◆ WORK TO DO ◆
Reproduce each line bearing the word "they".

◆ DATA LINES ◆
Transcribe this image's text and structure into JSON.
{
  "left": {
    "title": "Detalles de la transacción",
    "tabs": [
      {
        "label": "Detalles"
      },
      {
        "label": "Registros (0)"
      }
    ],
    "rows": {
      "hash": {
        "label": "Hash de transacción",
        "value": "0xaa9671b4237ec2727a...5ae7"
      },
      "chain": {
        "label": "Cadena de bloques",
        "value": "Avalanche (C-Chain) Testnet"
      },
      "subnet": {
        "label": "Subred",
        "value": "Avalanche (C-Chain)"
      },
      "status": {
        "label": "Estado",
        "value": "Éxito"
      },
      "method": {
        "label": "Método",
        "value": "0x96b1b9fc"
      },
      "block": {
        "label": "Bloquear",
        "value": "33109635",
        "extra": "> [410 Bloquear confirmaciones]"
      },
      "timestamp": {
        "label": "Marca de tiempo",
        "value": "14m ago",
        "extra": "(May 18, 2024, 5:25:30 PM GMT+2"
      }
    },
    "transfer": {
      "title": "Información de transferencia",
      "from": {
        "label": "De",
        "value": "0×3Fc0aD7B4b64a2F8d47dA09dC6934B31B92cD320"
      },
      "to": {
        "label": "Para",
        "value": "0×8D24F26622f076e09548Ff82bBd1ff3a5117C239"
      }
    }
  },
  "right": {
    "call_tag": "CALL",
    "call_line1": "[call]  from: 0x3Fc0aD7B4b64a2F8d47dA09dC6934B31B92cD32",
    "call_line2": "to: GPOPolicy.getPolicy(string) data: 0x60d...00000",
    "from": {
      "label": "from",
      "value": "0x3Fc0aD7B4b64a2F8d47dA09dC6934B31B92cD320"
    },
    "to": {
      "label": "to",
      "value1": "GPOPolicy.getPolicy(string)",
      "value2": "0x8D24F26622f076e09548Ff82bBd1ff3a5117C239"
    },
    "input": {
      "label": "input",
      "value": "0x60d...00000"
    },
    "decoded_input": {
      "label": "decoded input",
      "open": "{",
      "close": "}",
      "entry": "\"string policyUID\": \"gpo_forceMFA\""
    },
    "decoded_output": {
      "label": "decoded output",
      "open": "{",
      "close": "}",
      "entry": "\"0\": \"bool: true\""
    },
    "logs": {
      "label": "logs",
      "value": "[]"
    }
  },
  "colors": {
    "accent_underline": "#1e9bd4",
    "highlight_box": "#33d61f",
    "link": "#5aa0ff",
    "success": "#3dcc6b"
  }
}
--
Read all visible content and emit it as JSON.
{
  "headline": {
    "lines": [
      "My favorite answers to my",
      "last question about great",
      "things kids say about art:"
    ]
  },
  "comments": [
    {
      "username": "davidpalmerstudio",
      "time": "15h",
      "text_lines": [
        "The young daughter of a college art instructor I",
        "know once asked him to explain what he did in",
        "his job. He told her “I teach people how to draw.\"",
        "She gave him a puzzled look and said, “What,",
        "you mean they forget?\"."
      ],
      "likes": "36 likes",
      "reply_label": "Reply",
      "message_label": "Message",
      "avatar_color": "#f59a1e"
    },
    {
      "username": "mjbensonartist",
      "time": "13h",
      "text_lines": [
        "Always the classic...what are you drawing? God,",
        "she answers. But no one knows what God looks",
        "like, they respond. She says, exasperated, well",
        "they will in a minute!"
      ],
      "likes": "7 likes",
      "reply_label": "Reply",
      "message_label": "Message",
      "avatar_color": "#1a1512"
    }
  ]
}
---
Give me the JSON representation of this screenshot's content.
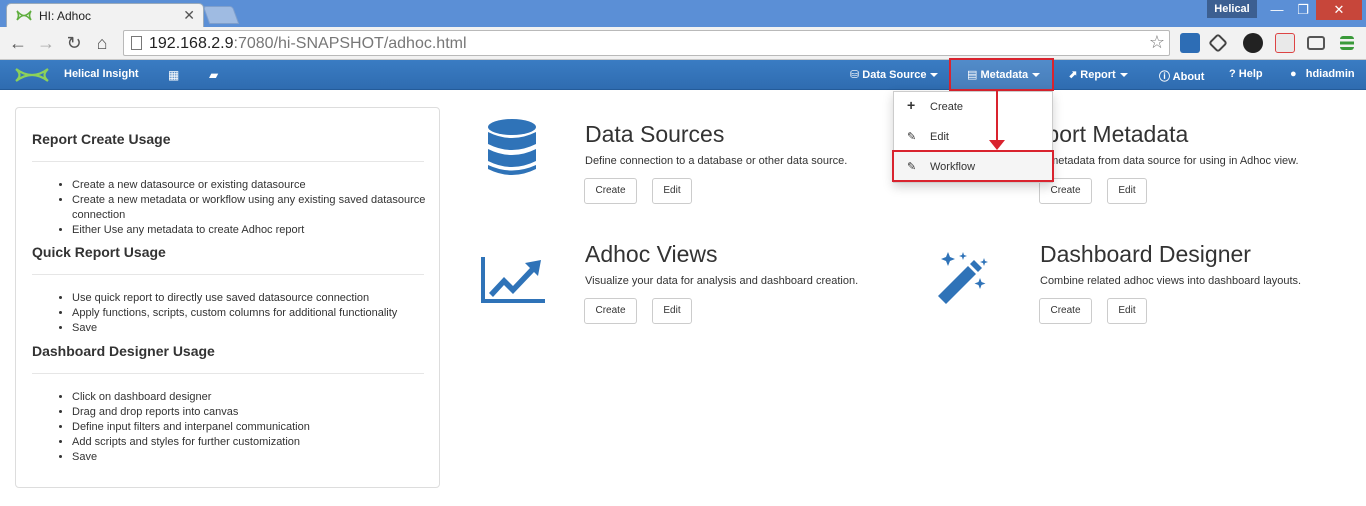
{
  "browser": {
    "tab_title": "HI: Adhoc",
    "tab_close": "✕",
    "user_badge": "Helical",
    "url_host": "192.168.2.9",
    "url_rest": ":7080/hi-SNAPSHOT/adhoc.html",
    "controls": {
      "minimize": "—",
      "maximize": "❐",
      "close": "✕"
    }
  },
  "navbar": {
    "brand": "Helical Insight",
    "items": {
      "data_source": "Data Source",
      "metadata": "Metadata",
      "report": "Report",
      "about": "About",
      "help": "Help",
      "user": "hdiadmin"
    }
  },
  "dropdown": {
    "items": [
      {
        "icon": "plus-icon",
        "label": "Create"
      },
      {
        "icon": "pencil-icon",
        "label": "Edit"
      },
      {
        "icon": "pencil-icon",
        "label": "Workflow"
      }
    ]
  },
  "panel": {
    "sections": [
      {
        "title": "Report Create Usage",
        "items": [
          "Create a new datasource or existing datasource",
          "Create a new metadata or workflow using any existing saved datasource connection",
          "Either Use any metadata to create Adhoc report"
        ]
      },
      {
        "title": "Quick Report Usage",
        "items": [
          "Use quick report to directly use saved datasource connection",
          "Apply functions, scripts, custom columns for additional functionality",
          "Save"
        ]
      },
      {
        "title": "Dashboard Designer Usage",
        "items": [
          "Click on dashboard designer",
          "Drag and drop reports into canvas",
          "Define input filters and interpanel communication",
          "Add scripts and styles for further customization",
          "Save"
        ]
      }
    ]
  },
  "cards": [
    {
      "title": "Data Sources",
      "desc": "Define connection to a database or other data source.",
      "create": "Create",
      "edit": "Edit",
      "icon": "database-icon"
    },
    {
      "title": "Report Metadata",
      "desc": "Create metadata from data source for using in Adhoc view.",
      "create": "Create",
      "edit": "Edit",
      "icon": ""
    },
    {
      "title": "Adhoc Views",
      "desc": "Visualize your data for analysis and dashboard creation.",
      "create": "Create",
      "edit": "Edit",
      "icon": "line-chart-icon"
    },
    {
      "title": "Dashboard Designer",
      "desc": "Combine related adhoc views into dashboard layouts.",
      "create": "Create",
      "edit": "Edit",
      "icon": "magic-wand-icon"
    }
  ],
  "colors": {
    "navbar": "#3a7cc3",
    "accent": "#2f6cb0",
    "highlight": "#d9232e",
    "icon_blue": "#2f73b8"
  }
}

◆ EXPECTED ANSWER ◆
        "you mean they forget?\"."
        "like, they respond. She says, exasperated, well",
        "they will in a minute!"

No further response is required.